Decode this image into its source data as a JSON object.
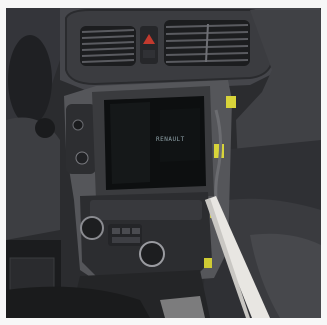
{
  "photo": {
    "subject": "car-dashboard-center-console",
    "screen_text": "RENAULT",
    "colors": {
      "dashboard": "#3a3b3f",
      "dashboard_dark": "#1e1f22",
      "trim_plastic": "#58595d",
      "screen": "#0d0f10",
      "clip_yellow": "#d8d43a",
      "pry_tool": "#e8e6e2",
      "door_panel": "#d9d9d9"
    }
  }
}
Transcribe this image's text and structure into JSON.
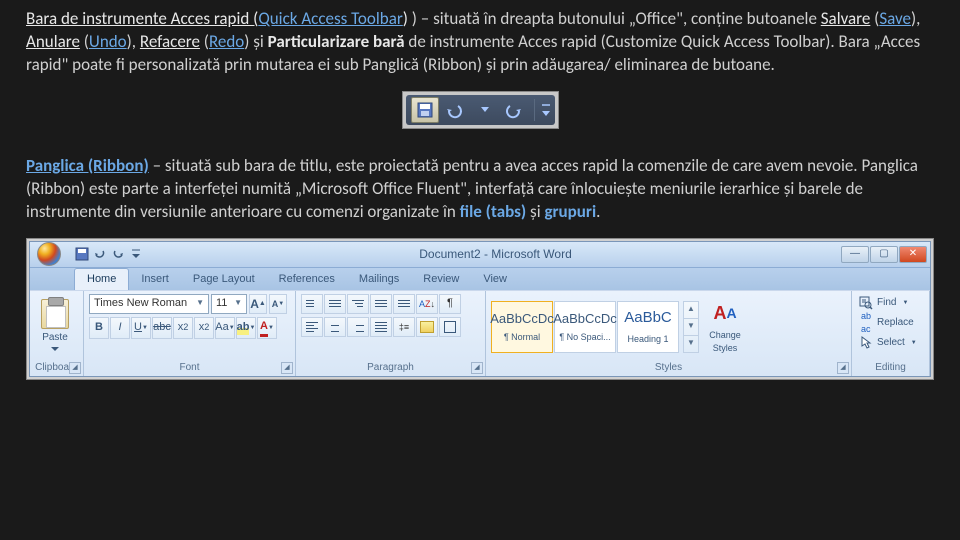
{
  "para1": {
    "t1": "Bara de instrumente Acces rapid (",
    "qat": "Quick Access Toolbar",
    "t2": ") – situată în dreapta butonului „Office\", conține butoanele ",
    "save_ro": "Salvare",
    "save_en": "Save",
    "undo_ro": "Anulare",
    "undo_en": "Undo",
    "redo_ro": "Refacere",
    "redo_en": "Redo",
    "t3": " și ",
    "cust": "Particularizare bară",
    "t4": " de instrumente Acces rapid (Customize Quick Access Toolbar). Bara „Acces rapid\" poate fi personalizată prin mutarea ei sub Panglică (Ribbon) și prin adăugarea/ eliminarea de butoane."
  },
  "para2": {
    "ribbon": "Panglica (Ribbon)",
    "t1": " – situată sub bara de titlu, este proiectată pentru a avea acces rapid la comenzile de care avem nevoie. Panglica (Ribbon) este parte a interfeței numită „Microsoft Office Fluent\", interfață care înlocuiește meniurile ierarhice și barele de instrumente din versiunile anterioare cu comenzi organizate în ",
    "file": "file (tabs)",
    "t2": " și ",
    "grp": "grupuri",
    "t3": "."
  },
  "word": {
    "doc_title": "Document2 - Microsoft Word",
    "tabs": [
      "Home",
      "Insert",
      "Page Layout",
      "References",
      "Mailings",
      "Review",
      "View"
    ],
    "paste": "Paste",
    "clipboard": "Clipboard",
    "font_name": "Times New Roman",
    "font_size": "11",
    "font_lbl": "Font",
    "para_lbl": "Paragraph",
    "styles_lbl": "Styles",
    "editing_lbl": "Editing",
    "styles": [
      {
        "prev": "AaBbCcDc",
        "name": "¶ Normal"
      },
      {
        "prev": "AaBbCcDc",
        "name": "¶ No Spaci..."
      },
      {
        "prev": "AaBbC",
        "name": "Heading 1"
      }
    ],
    "change_styles": "Change Styles",
    "find": "Find",
    "replace": "Replace",
    "select": "Select"
  }
}
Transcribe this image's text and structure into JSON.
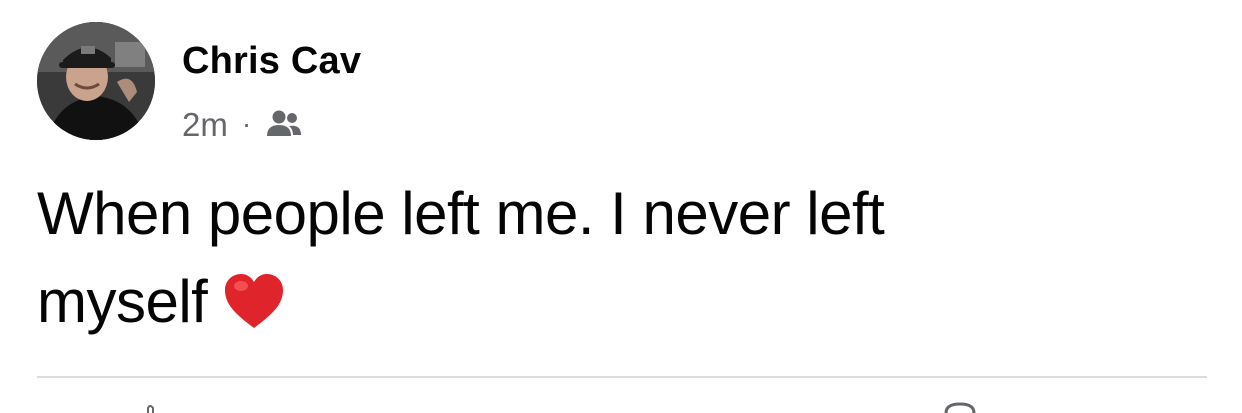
{
  "post": {
    "author": {
      "name": "Chris Cav",
      "avatar_icon": "profile-photo"
    },
    "meta": {
      "timestamp": "2m",
      "separator": "·",
      "audience_icon": "friends-icon"
    },
    "text": {
      "line1": "When people left me. I never left",
      "line2": "myself"
    },
    "emoji": "heart-icon",
    "colors": {
      "text": "#050505",
      "secondary": "#65676b",
      "heart": "#e0242b",
      "divider": "#dcdde1"
    }
  }
}
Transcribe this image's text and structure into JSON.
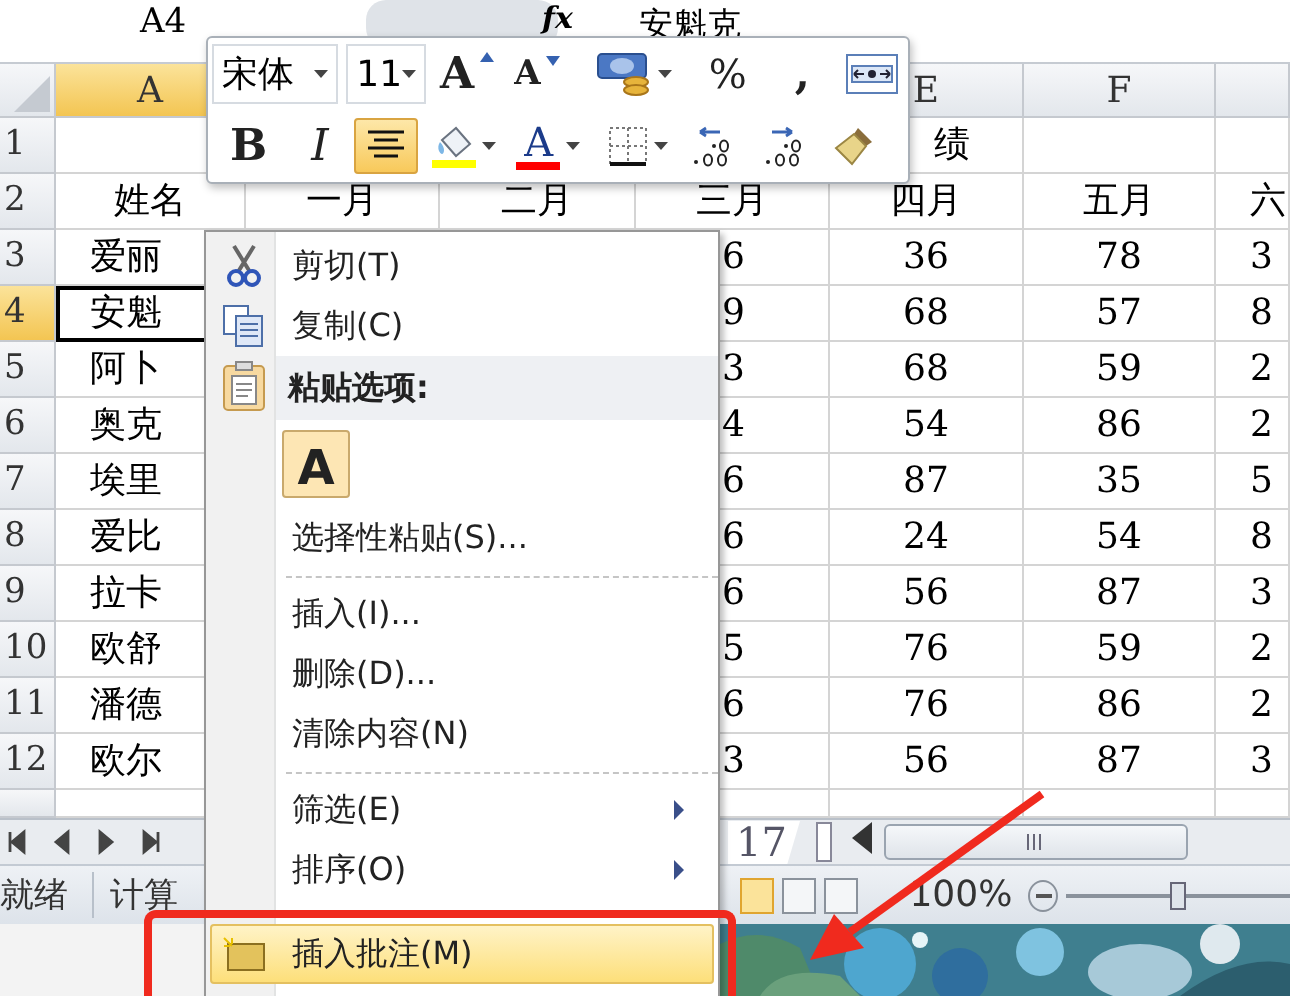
{
  "formula_bar": {
    "name_box": "A4",
    "function_label": "fx",
    "content": "安魁克"
  },
  "mini_toolbar": {
    "font": "宋体",
    "font_size": "11",
    "row_1": [
      {
        "kind": "grow-font",
        "label": "A"
      },
      {
        "kind": "shrink-font",
        "label": "A"
      },
      {
        "kind": "accounting"
      },
      {
        "kind": "percent",
        "label": "%"
      },
      {
        "kind": "comma",
        "label": ","
      },
      {
        "kind": "merge-center"
      }
    ],
    "row_2": [
      {
        "kind": "bold",
        "label": "B",
        "selected": false
      },
      {
        "kind": "italic",
        "label": "I",
        "selected": false
      },
      {
        "kind": "align-center",
        "selected": true
      },
      {
        "kind": "fill-color",
        "color": "#ffff00"
      },
      {
        "kind": "font-color",
        "label": "A",
        "color": "#ff0000"
      },
      {
        "kind": "borders"
      },
      {
        "kind": "increase-decimal"
      },
      {
        "kind": "decrease-decimal"
      },
      {
        "kind": "format-painter"
      }
    ]
  },
  "sheet": {
    "column_headers": [
      {
        "label": "A",
        "selected": true
      },
      {
        "label": "E",
        "selected": false
      },
      {
        "label": "F",
        "selected": false
      }
    ],
    "rows": [
      {
        "number": "1",
        "selected": false,
        "title": "绩"
      },
      {
        "number": "2",
        "selected": false,
        "cells": [
          "姓名",
          "一月",
          "二月",
          "三月",
          "四月",
          "五月",
          "六"
        ]
      },
      {
        "number": "3",
        "selected": false,
        "cells": [
          "爱丽",
          "6",
          "36",
          "78",
          "3"
        ]
      },
      {
        "number": "4",
        "selected": true,
        "cells": [
          "安魁",
          "9",
          "68",
          "57",
          "8"
        ]
      },
      {
        "number": "5",
        "selected": false,
        "cells": [
          "阿卜",
          "3",
          "68",
          "59",
          "2"
        ]
      },
      {
        "number": "6",
        "selected": false,
        "cells": [
          "奥克",
          "4",
          "54",
          "86",
          "2"
        ]
      },
      {
        "number": "7",
        "selected": false,
        "cells": [
          "埃里",
          "6",
          "87",
          "35",
          "5"
        ]
      },
      {
        "number": "8",
        "selected": false,
        "cells": [
          "爱比",
          "6",
          "24",
          "54",
          "8"
        ]
      },
      {
        "number": "9",
        "selected": false,
        "cells": [
          "拉卡",
          "6",
          "56",
          "87",
          "3"
        ]
      },
      {
        "number": "10",
        "selected": false,
        "cells": [
          "欧舒",
          "5",
          "76",
          "59",
          "2"
        ]
      },
      {
        "number": "11",
        "selected": false,
        "cells": [
          "潘德",
          "6",
          "76",
          "86",
          "2"
        ]
      },
      {
        "number": "12",
        "selected": false,
        "cells": [
          "欧尔",
          "3",
          "56",
          "87",
          "3"
        ]
      }
    ]
  },
  "context_menu": [
    {
      "kind": "cut",
      "label": "剪切(T)",
      "selected": false
    },
    {
      "kind": "copy",
      "label": "复制(C)",
      "selected": false
    },
    {
      "kind": "heading",
      "label": "粘贴选项:"
    },
    {
      "kind": "paste",
      "label": "A"
    },
    {
      "kind": "plain",
      "label": "选择性粘贴(S)...",
      "selected": false
    },
    {
      "kind": "separator"
    },
    {
      "kind": "plain",
      "label": "插入(I)...",
      "selected": false
    },
    {
      "kind": "plain",
      "label": "删除(D)...",
      "selected": false
    },
    {
      "kind": "plain",
      "label": "清除内容(N)",
      "selected": false
    },
    {
      "kind": "separator"
    },
    {
      "kind": "submenu",
      "label": "筛选(E)",
      "selected": false
    },
    {
      "kind": "submenu",
      "label": "排序(O)",
      "selected": false
    },
    {
      "kind": "comment",
      "label": "插入批注(M)",
      "selected": true
    }
  ],
  "sheet_tabs": {
    "tab": "17"
  },
  "status_bar": {
    "messages": [
      "就绪",
      "计算"
    ],
    "views": [
      {
        "selected": true
      },
      {
        "selected": false
      },
      {
        "selected": false
      }
    ],
    "zoom": "100%",
    "zoom_slider": {
      "level": 0.5
    }
  }
}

▶ What is being asked: Print all the records again exactly; do not include any picture.

▶ Solved exercise:
Decode this image into its source data as a JSON object.
{
  "photo": {
    "subject": "car-dashboard-center-console",
    "screen_text": "RENAULT",
    "colors": {
      "dashboard": "#3a3b3f",
      "dashboard_dark": "#1e1f22",
      "trim_plastic": "#58595d",
      "screen": "#0d0f10",
      "clip_yellow": "#d8d43a",
      "pry_tool": "#e8e6e2",
      "door_panel": "#d9d9d9"
    }
  }
}
Transcribe this image's text and structure into JSON.
{
  "para1": {
    "t1": "Bara de instrumente Acces rapid (",
    "qat": "Quick Access Toolbar",
    "t2": ") – situată în dreapta butonului „Office\", conține butoanele ",
    "save_ro": "Salvare",
    "save_en": "Save",
    "undo_ro": "Anulare",
    "undo_en": "Undo",
    "redo_ro": "Refacere",
    "redo_en": "Redo",
    "t3": " și ",
    "cust": "Particularizare bară",
    "t4": " de instrumente Acces rapid (Customize Quick Access Toolbar). Bara „Acces rapid\" poate fi personalizată prin mutarea ei sub Panglică (Ribbon) și prin adăugarea/ eliminarea de butoane."
  },
  "para2": {
    "ribbon": "Panglica (Ribbon)",
    "t1": " – situată sub bara de titlu, este proiectată pentru a avea acces rapid la comenzile de care avem nevoie. Panglica (Ribbon) este parte a interfeței numită „Microsoft Office Fluent\", interfață care înlocuiește meniurile ierarhice și barele de instrumente din versiunile anterioare cu comenzi organizate în ",
    "file": "file (tabs)",
    "t2": " și ",
    "grp": "grupuri",
    "t3": "."
  },
  "word": {
    "doc_title": "Document2 - Microsoft Word",
    "tabs": [
      "Home",
      "Insert",
      "Page Layout",
      "References",
      "Mailings",
      "Review",
      "View"
    ],
    "paste": "Paste",
    "clipboard": "Clipboard",
    "font_name": "Times New Roman",
    "font_size": "11",
    "font_lbl": "Font",
    "para_lbl": "Paragraph",
    "styles_lbl": "Styles",
    "editing_lbl": "Editing",
    "styles": [
      {
        "prev": "AaBbCcDc",
        "name": "¶ Normal"
      },
      {
        "prev": "AaBbCcDc",
        "name": "¶ No Spaci..."
      },
      {
        "prev": "AaBbC",
        "name": "Heading 1"
      }
    ],
    "change_styles": "Change Styles",
    "find": "Find",
    "replace": "Replace",
    "select": "Select"
  }
}
Transcribe this image's text and structure into JSON.
{
  "post": {
    "author": {
      "name": "Chris Cav",
      "avatar_icon": "profile-photo"
    },
    "meta": {
      "timestamp": "2m",
      "separator": "·",
      "audience_icon": "friends-icon"
    },
    "text": {
      "line1": "When people left me. I never left",
      "line2": "myself"
    },
    "emoji": "heart-icon",
    "colors": {
      "text": "#050505",
      "secondary": "#65676b",
      "heart": "#e0242b",
      "divider": "#dcdde1"
    }
  }
}
Transcribe this image's text and structure into JSON.
{
  "formula_bar": {
    "name_box": "A4",
    "function_label": "fx",
    "content": "安魁克"
  },
  "mini_toolbar": {
    "font": "宋体",
    "font_size": "11",
    "row_1": [
      {
        "kind": "grow-font",
        "label": "A"
      },
      {
        "kind": "shrink-font",
        "label": "A"
      },
      {
        "kind": "accounting"
      },
      {
        "kind": "percent",
        "label": "%"
      },
      {
        "kind": "comma",
        "label": ","
      },
      {
        "kind": "merge-center"
      }
    ],
    "row_2": [
      {
        "kind": "bold",
        "label": "B",
        "selected": false
      },
      {
        "kind": "italic",
        "label": "I",
        "selected": false
      },
      {
        "kind": "align-center",
        "selected": true
      },
      {
        "kind": "fill-color",
        "color": "#ffff00"
      },
      {
        "kind": "font-color",
        "label": "A",
        "color": "#ff0000"
      },
      {
        "kind": "borders"
      },
      {
        "kind": "increase-decimal"
      },
      {
        "kind": "decrease-decimal"
      },
      {
        "kind": "format-painter"
      }
    ]
  },
  "sheet": {
    "column_headers": [
      {
        "label": "A",
        "selected": true
      },
      {
        "label": "E",
        "selected": false
      },
      {
        "label": "F",
        "selected": false
      }
    ],
    "rows": [
      {
        "number": "1",
        "selected": false,
        "title": "绩"
      },
      {
        "number": "2",
        "selected": false,
        "cells": [
          "姓名",
          "一月",
          "二月",
          "三月",
          "四月",
          "五月",
          "六"
        ]
      },
      {
        "number": "3",
        "selected": false,
        "cells": [
          "爱丽",
          "6",
          "36",
          "78",
          "3"
        ]
      },
      {
        "number": "4",
        "selected": true,
        "cells": [
          "安魁",
          "9",
          "68",
          "57",
          "8"
        ]
      },
      {
        "number": "5",
        "selected": false,
        "cells": [
          "阿卜",
          "3",
          "68",
          "59",
          "2"
        ]
      },
      {
        "number": "6",
        "selected": false,
        "cells": [
          "奥克",
          "4",
          "54",
          "86",
          "2"
        ]
      },
      {
        "number": "7",
        "selected": false,
        "cells": [
          "埃里",
          "6",
          "87",
          "35",
          "5"
        ]
      },
      {
        "number": "8",
        "selected": false,
        "cells": [
          "爱比",
          "6",
          "24",
          "54",
          "8"
        ]
      },
      {
        "number": "9",
        "selected": false,
        "cells": [
          "拉卡",
          "6",
          "56",
          "87",
          "3"
        ]
      },
      {
        "number": "10",
        "selected": false,
        "cells": [
          "欧舒",
          "5",
          "76",
          "59",
          "2"
        ]
      },
      {
        "number": "11",
        "selected": false,
        "cells": [
          "潘德",
          "6",
          "76",
          "86",
          "2"
        ]
      },
      {
        "number": "12",
        "selected": false,
        "cells": [
          "欧尔",
          "3",
          "56",
          "87",
          "3"
        ]
      }
    ]
  },
  "context_menu": [
    {
      "kind": "cut",
      "label": "剪切(T)",
      "selected": false
    },
    {
      "kind": "copy",
      "label": "复制(C)",
      "selected": false
    },
    {
      "kind": "heading",
      "label": "粘贴选项:"
    },
    {
      "kind": "paste",
      "label": "A"
    },
    {
      "kind": "plain",
      "label": "选择性粘贴(S)...",
      "selected": false
    },
    {
      "kind": "separator"
    },
    {
      "kind": "plain",
      "label": "插入(I)...",
      "selected": false
    },
    {
      "kind": "plain",
      "label": "删除(D)...",
      "selected": false
    },
    {
      "kind": "plain",
      "label": "清除内容(N)",
      "selected": false
    },
    {
      "kind": "separator"
    },
    {
      "kind": "submenu",
      "label": "筛选(E)",
      "selected": false
    },
    {
      "kind": "submenu",
      "label": "排序(O)",
      "selected": false
    },
    {
      "kind": "comment",
      "label": "插入批注(M)",
      "selected": true
    }
  ],
  "sheet_tabs": {
    "tab": "17"
  },
  "status_bar": {
    "messages": [
      "就绪",
      "计算"
    ],
    "views": [
      {
        "selected": true
      },
      {
        "selected": false
      },
      {
        "selected": false
      }
    ],
    "zoom": "100%",
    "zoom_slider": {
      "level": 0.5
    }
  }
}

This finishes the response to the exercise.